:: EXCERPTED RECORDS ::
* begin *

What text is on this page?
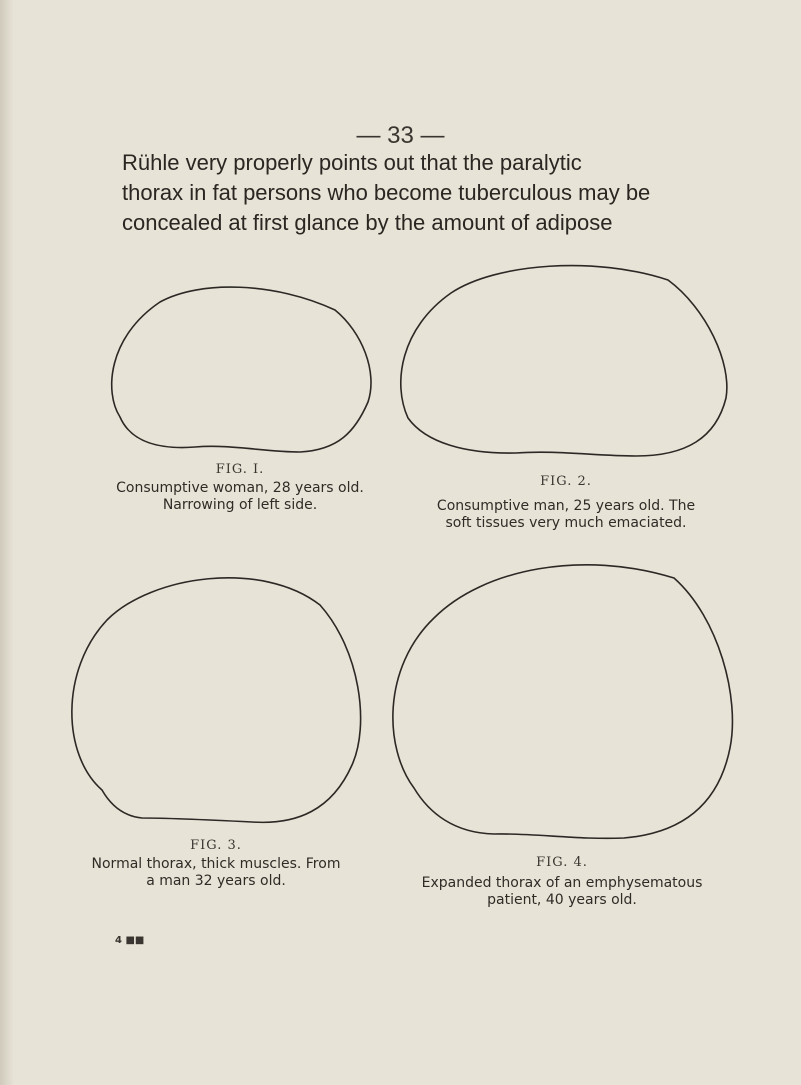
— 33 —
Rühle very properly points out that the paralytic
thorax in fat persons who become tuberculous may be
concealed at first glance by the amount of adipose
FIG. I.
Consumptive woman, 28 years old.
Narrowing of left side.
FIG. 2.
Consumptive man, 25 years old. The
soft tissues very much emaciated.
FIG. 3.
Normal thorax, thick muscles. From
a man 32 years old.
FIG. 4.
Expanded thorax of an emphysematous
patient, 40 years old.
4 ■■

* end *

:: WHAT IS EXPECTED ::
Search the data for the string "very" and copy each line where it appears.

:: ANSWER TO THE PROBLEM ::
Rühle very properly points out that the paralytic
soft tissues very much emaciated.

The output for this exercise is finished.